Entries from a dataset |

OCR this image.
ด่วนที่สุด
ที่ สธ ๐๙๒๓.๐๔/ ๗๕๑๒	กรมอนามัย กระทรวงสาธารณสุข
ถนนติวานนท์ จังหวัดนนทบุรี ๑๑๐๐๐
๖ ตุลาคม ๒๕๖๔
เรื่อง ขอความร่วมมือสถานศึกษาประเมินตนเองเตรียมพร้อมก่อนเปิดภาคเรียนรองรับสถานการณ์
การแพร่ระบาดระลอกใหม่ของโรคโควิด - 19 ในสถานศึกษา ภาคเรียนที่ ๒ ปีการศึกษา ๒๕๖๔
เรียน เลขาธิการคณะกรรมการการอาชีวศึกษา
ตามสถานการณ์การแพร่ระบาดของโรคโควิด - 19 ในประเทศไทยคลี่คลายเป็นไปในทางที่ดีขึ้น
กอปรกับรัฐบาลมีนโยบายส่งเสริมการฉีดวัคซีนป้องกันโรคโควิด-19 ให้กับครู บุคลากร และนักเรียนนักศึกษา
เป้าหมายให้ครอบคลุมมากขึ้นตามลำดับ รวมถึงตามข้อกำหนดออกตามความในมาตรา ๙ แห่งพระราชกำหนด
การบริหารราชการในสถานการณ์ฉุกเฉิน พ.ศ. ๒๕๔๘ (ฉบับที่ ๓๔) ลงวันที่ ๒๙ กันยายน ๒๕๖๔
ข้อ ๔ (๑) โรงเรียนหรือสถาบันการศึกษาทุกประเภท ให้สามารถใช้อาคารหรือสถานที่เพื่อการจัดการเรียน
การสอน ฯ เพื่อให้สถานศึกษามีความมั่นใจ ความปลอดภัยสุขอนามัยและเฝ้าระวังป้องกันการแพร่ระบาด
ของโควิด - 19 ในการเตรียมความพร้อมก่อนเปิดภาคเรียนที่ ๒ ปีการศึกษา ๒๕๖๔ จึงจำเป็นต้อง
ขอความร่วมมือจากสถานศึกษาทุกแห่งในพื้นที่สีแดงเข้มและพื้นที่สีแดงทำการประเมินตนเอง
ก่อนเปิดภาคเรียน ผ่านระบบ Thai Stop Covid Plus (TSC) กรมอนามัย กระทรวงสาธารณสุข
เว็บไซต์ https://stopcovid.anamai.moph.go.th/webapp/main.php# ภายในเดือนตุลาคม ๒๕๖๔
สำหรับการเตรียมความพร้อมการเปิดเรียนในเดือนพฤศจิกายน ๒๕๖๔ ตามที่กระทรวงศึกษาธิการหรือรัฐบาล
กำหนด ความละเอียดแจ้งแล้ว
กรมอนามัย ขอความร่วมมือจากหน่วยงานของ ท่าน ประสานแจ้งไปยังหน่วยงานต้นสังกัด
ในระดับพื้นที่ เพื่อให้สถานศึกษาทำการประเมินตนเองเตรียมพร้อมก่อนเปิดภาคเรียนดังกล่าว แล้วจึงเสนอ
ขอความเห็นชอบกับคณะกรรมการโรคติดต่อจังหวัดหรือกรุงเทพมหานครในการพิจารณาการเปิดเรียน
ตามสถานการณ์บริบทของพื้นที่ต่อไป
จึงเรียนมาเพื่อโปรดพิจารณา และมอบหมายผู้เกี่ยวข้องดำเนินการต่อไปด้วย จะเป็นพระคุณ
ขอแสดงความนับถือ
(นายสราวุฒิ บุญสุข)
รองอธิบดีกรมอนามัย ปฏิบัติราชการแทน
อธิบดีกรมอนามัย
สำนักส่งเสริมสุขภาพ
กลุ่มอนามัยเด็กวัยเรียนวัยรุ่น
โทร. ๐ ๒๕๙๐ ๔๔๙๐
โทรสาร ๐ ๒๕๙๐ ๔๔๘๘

Short exercise |
Each line of the material above must be retyped precisely.

Full response |
OCR this image.
ด่วนที่สุด
ที่ สธ ๐๙๒๓.๐๔/ ๗๕๑๒	กรมอนามัย กระทรวงสาธารณสุข
ถนนติวานนท์ จังหวัดนนทบุรี ๑๑๐๐๐
๖ ตุลาคม ๒๕๖๔
เรื่อง ขอความร่วมมือสถานศึกษาประเมินตนเองเตรียมพร้อมก่อนเปิดภาคเรียนรองรับสถานการณ์
การแพร่ระบาดระลอกใหม่ของโรคโควิด - 19 ในสถานศึกษา ภาคเรียนที่ ๒ ปีการศึกษา ๒๕๖๔
เรียน เลขาธิการคณะกรรมการการอาชีวศึกษา
ตามสถานการณ์การแพร่ระบาดของโรคโควิด - 19 ในประเทศไทยคลี่คลายเป็นไปในทางที่ดีขึ้น
กอปรกับรัฐบาลมีนโยบายส่งเสริมการฉีดวัคซีนป้องกันโรคโควิด-19 ให้กับครู บุคลากร และนักเรียนนักศึกษา
เป้าหมายให้ครอบคลุมมากขึ้นตามลำดับ รวมถึงตามข้อกำหนดออกตามความในมาตรา ๙ แห่งพระราชกำหนด
การบริหารราชการในสถานการณ์ฉุกเฉิน พ.ศ. ๒๕๔๘ (ฉบับที่ ๓๔) ลงวันที่ ๒๙ กันยายน ๒๕๖๔
ข้อ ๔ (๑) โรงเรียนหรือสถาบันการศึกษาทุกประเภท ให้สามารถใช้อาคารหรือสถานที่เพื่อการจัดการเรียน
การสอน ฯ เพื่อให้สถานศึกษามีความมั่นใจ ความปลอดภัยสุขอนามัยและเฝ้าระวังป้องกันการแพร่ระบาด
ของโควิด - 19 ในการเตรียมความพร้อมก่อนเปิดภาคเรียนที่ ๒ ปีการศึกษา ๒๕๖๔ จึงจำเป็นต้อง
ขอความร่วมมือจากสถานศึกษาทุกแห่งในพื้นที่สีแดงเข้มและพื้นที่สีแดงทำการประเมินตนเอง
ก่อนเปิดภาคเรียน ผ่านระบบ Thai Stop Covid Plus (TSC) กรมอนามัย กระทรวงสาธารณสุข
เว็บไซต์ https://stopcovid.anamai.moph.go.th/webapp/main.php# ภายในเดือนตุลาคม ๒๕๖๔
สำหรับการเตรียมความพร้อมการเปิดเรียนในเดือนพฤศจิกายน ๒๕๖๔ ตามที่กระทรวงศึกษาธิการหรือรัฐบาล
กำหนด ความละเอียดแจ้งแล้ว
กรมอนามัย ขอความร่วมมือจากหน่วยงานของ ท่าน ประสานแจ้งไปยังหน่วยงานต้นสังกัด
ในระดับพื้นที่ เพื่อให้สถานศึกษาทำการประเมินตนเองเตรียมพร้อมก่อนเปิดภาคเรียนดังกล่าว แล้วจึงเสนอ
ขอความเห็นชอบกับคณะกรรมการโรคติดต่อจังหวัดหรือกรุงเทพมหานครในการพิจารณาการเปิดเรียน
ตามสถานการณ์บริบทของพื้นที่ต่อไป
จึงเรียนมาเพื่อโปรดพิจารณา และมอบหมายผู้เกี่ยวข้องดำเนินการต่อไปด้วย จะเป็นพระคุณ
ขอแสดงความนับถือ
(นายสราวุฒิ บุญสุข)
รองอธิบดีกรมอนามัย ปฏิบัติราชการแทน
อธิบดีกรมอนามัย
สำนักส่งเสริมสุขภาพ
กลุ่มอนามัยเด็กวัยเรียนวัยรุ่น
โทร. ๐ ๒๕๙๐ ๔๔๙๐
โทรสาร ๐ ๒๕๙๐ ๔๔๘๘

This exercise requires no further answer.